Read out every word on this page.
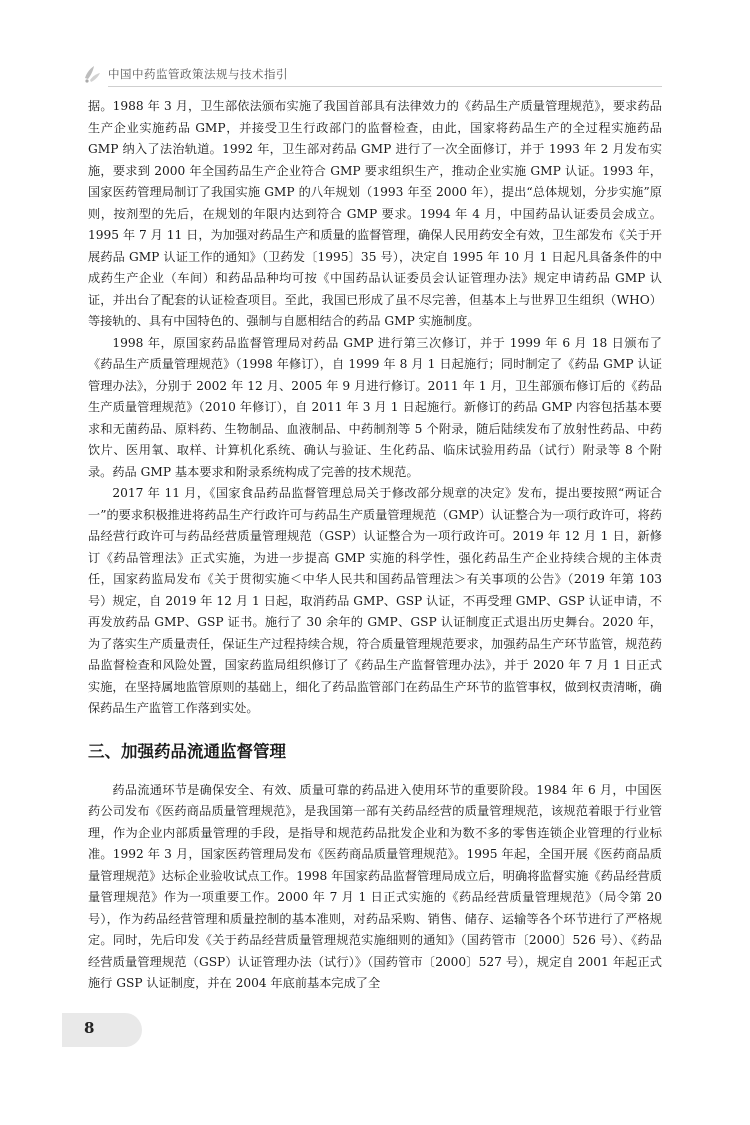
中国中药监管政策法规与技术指引

据。1988 年 3 月，卫生部依法颁布实施了我国首部具有法律效力的《药品生产质量管理规范》，要求药品生产企业实施药品 GMP，并接受卫生行政部门的监督检查，由此，国家将药品生产的全过程实施药品 GMP 纳入了法治轨道。1992 年，卫生部对药品 GMP 进行了一次全面修订，并于 1993 年 2 月发布实施，要求到 2000 年全国药品生产企业符合 GMP 要求组织生产，推动企业实施 GMP 认证。1993 年，国家医药管理局制订了我国实施 GMP 的八年规划（1993 年至 2000 年），提出“总体规划，分步实施”原则，按剂型的先后，在规划的年限内达到符合 GMP 要求。1994 年 4 月，中国药品认证委员会成立。1995 年 7 月 11 日，为加强对药品生产和质量的监督管理，确保人民用药安全有效，卫生部发布《关于开展药品 GMP 认证工作的通知》（卫药发〔1995〕35 号），决定自 1995 年 10 月 1 日起凡具备条件的中成药生产企业（车间）和药品品种均可按《中国药品认证委员会认证管理办法》规定申请药品 GMP 认证，并出台了配套的认证检查项目。至此，我国已形成了虽不尽完善，但基本上与世界卫生组织（WHO）等接轨的、具有中国特色的、强制与自愿相结合的药品 GMP 实施制度。

1998 年，原国家药品监督管理局对药品 GMP 进行第三次修订，并于 1999 年 6 月 18 日颁布了《药品生产质量管理规范》（1998 年修订），自 1999 年 8 月 1 日起施行；同时制定了《药品 GMP 认证管理办法》，分别于 2002 年 12 月、2005 年 9 月进行修订。2011 年 1 月，卫生部颁布修订后的《药品生产质量管理规范》（2010 年修订），自 2011 年 3 月 1 日起施行。新修订的药品 GMP 内容包括基本要求和无菌药品、原料药、生物制品、血液制品、中药制剂等 5 个附录，随后陆续发布了放射性药品、中药饮片、医用氧、取样、计算机化系统、确认与验证、生化药品、临床试验用药品（试行）附录等 8 个附录。药品 GMP 基本要求和附录系统构成了完善的技术规范。

2017 年 11 月，《国家食品药品监督管理总局关于修改部分规章的决定》发布，提出要按照“两证合一”的要求积极推进将药品生产行政许可与药品生产质量管理规范（GMP）认证整合为一项行政许可，将药品经营行政许可与药品经营质量管理规范（GSP）认证整合为一项行政许可。2019 年 12 月 1 日，新修订《药品管理法》正式实施，为进一步提高 GMP 实施的科学性，强化药品生产企业持续合规的主体责任，国家药监局发布《关于贯彻实施＜中华人民共和国药品管理法＞有关事项的公告》（2019 年第 103 号）规定，自 2019 年 12 月 1 日起，取消药品 GMP、GSP 认证，不再受理 GMP、GSP 认证申请，不再发放药品 GMP、GSP 证书。施行了 30 余年的 GMP、GSP 认证制度正式退出历史舞台。2020 年，为了落实生产质量责任，保证生产过程持续合规，符合质量管理规范要求，加强药品生产环节监管，规范药品监督检查和风险处置，国家药监局组织修订了《药品生产监督管理办法》，并于 2020 年 7 月 1 日正式实施，在坚持属地监管原则的基础上，细化了药品监管部门在药品生产环节的监管事权，做到权责清晰，确保药品生产监管工作落到实处。

三、加强药品流通监督管理

药品流通环节是确保安全、有效、质量可靠的药品进入使用环节的重要阶段。1984 年 6 月，中国医药公司发布《医药商品质量管理规范》，是我国第一部有关药品经营的质量管理规范，该规范着眼于行业管理，作为企业内部质量管理的手段，是指导和规范药品批发企业和为数不多的零售连锁企业管理的行业标准。1992 年 3 月，国家医药管理局发布《医药商品质量管理规范》。1995 年起，全国开展《医药商品质量管理规范》达标企业验收试点工作。1998 年国家药品监督管理局成立后，明确将监督实施《药品经营质量管理规范》作为一项重要工作。2000 年 7 月 1 日正式实施的《药品经营质量管理规范》（局令第 20 号），作为药品经营管理和质量控制的基本准则，对药品采购、销售、储存、运输等各个环节进行了严格规定。同时，先后印发《关于药品经营质量管理规范实施细则的通知》（国药管市〔2000〕526 号）、《药品经营质量管理规范（GSP）认证管理办法（试行）》（国药管市〔2000〕527 号），规定自 2001 年起正式施行 GSP 认证制度，并在 2004 年底前基本完成了全

8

= = =

## Stated task
Your copy of the data above should match it exactly, except that pictures are left out.

## The completed task
Read out every word on this page.
中国中药监管政策法规与技术指引

据。1988 年 3 月，卫生部依法颁布实施了我国首部具有法律效力的《药品生产质量管理规范》，要求药品生产企业实施药品 GMP，并接受卫生行政部门的监督检查，由此，国家将药品生产的全过程实施药品 GMP 纳入了法治轨道。1992 年，卫生部对药品 GMP 进行了一次全面修订，并于 1993 年 2 月发布实施，要求到 2000 年全国药品生产企业符合 GMP 要求组织生产，推动企业实施 GMP 认证。1993 年，国家医药管理局制订了我国实施 GMP 的八年规划（1993 年至 2000 年），提出“总体规划，分步实施”原则，按剂型的先后，在规划的年限内达到符合 GMP 要求。1994 年 4 月，中国药品认证委员会成立。1995 年 7 月 11 日，为加强对药品生产和质量的监督管理，确保人民用药安全有效，卫生部发布《关于开展药品 GMP 认证工作的通知》（卫药发〔1995〕35 号），决定自 1995 年 10 月 1 日起凡具备条件的中成药生产企业（车间）和药品品种均可按《中国药品认证委员会认证管理办法》规定申请药品 GMP 认证，并出台了配套的认证检查项目。至此，我国已形成了虽不尽完善，但基本上与世界卫生组织（WHO）等接轨的、具有中国特色的、强制与自愿相结合的药品 GMP 实施制度。

1998 年，原国家药品监督管理局对药品 GMP 进行第三次修订，并于 1999 年 6 月 18 日颁布了《药品生产质量管理规范》（1998 年修订），自 1999 年 8 月 1 日起施行；同时制定了《药品 GMP 认证管理办法》，分别于 2002 年 12 月、2005 年 9 月进行修订。2011 年 1 月，卫生部颁布修订后的《药品生产质量管理规范》（2010 年修订），自 2011 年 3 月 1 日起施行。新修订的药品 GMP 内容包括基本要求和无菌药品、原料药、生物制品、血液制品、中药制剂等 5 个附录，随后陆续发布了放射性药品、中药饮片、医用氧、取样、计算机化系统、确认与验证、生化药品、临床试验用药品（试行）附录等 8 个附录。药品 GMP 基本要求和附录系统构成了完善的技术规范。

2017 年 11 月，《国家食品药品监督管理总局关于修改部分规章的决定》发布，提出要按照“两证合一”的要求积极推进将药品生产行政许可与药品生产质量管理规范（GMP）认证整合为一项行政许可，将药品经营行政许可与药品经营质量管理规范（GSP）认证整合为一项行政许可。2019 年 12 月 1 日，新修订《药品管理法》正式实施，为进一步提高 GMP 实施的科学性，强化药品生产企业持续合规的主体责任，国家药监局发布《关于贯彻实施＜中华人民共和国药品管理法＞有关事项的公告》（2019 年第 103 号）规定，自 2019 年 12 月 1 日起，取消药品 GMP、GSP 认证，不再受理 GMP、GSP 认证申请，不再发放药品 GMP、GSP 证书。施行了 30 余年的 GMP、GSP 认证制度正式退出历史舞台。2020 年，为了落实生产质量责任，保证生产过程持续合规，符合质量管理规范要求，加强药品生产环节监管，规范药品监督检查和风险处置，国家药监局组织修订了《药品生产监督管理办法》，并于 2020 年 7 月 1 日正式实施，在坚持属地监管原则的基础上，细化了药品监管部门在药品生产环节的监管事权，做到权责清晰，确保药品生产监管工作落到实处。

三、加强药品流通监督管理

药品流通环节是确保安全、有效、质量可靠的药品进入使用环节的重要阶段。1984 年 6 月，中国医药公司发布《医药商品质量管理规范》，是我国第一部有关药品经营的质量管理规范，该规范着眼于行业管理，作为企业内部质量管理的手段，是指导和规范药品批发企业和为数不多的零售连锁企业管理的行业标准。1992 年 3 月，国家医药管理局发布《医药商品质量管理规范》。1995 年起，全国开展《医药商品质量管理规范》达标企业验收试点工作。1998 年国家药品监督管理局成立后，明确将监督实施《药品经营质量管理规范》作为一项重要工作。2000 年 7 月 1 日正式实施的《药品经营质量管理规范》（局令第 20 号），作为药品经营管理和质量控制的基本准则，对药品采购、销售、储存、运输等各个环节进行了严格规定。同时，先后印发《关于药品经营质量管理规范实施细则的通知》（国药管市〔2000〕526 号）、《药品经营质量管理规范（GSP）认证管理办法（试行）》（国药管市〔2000〕527 号），规定自 2001 年起正式施行 GSP 认证制度，并在 2004 年底前基本完成了全

8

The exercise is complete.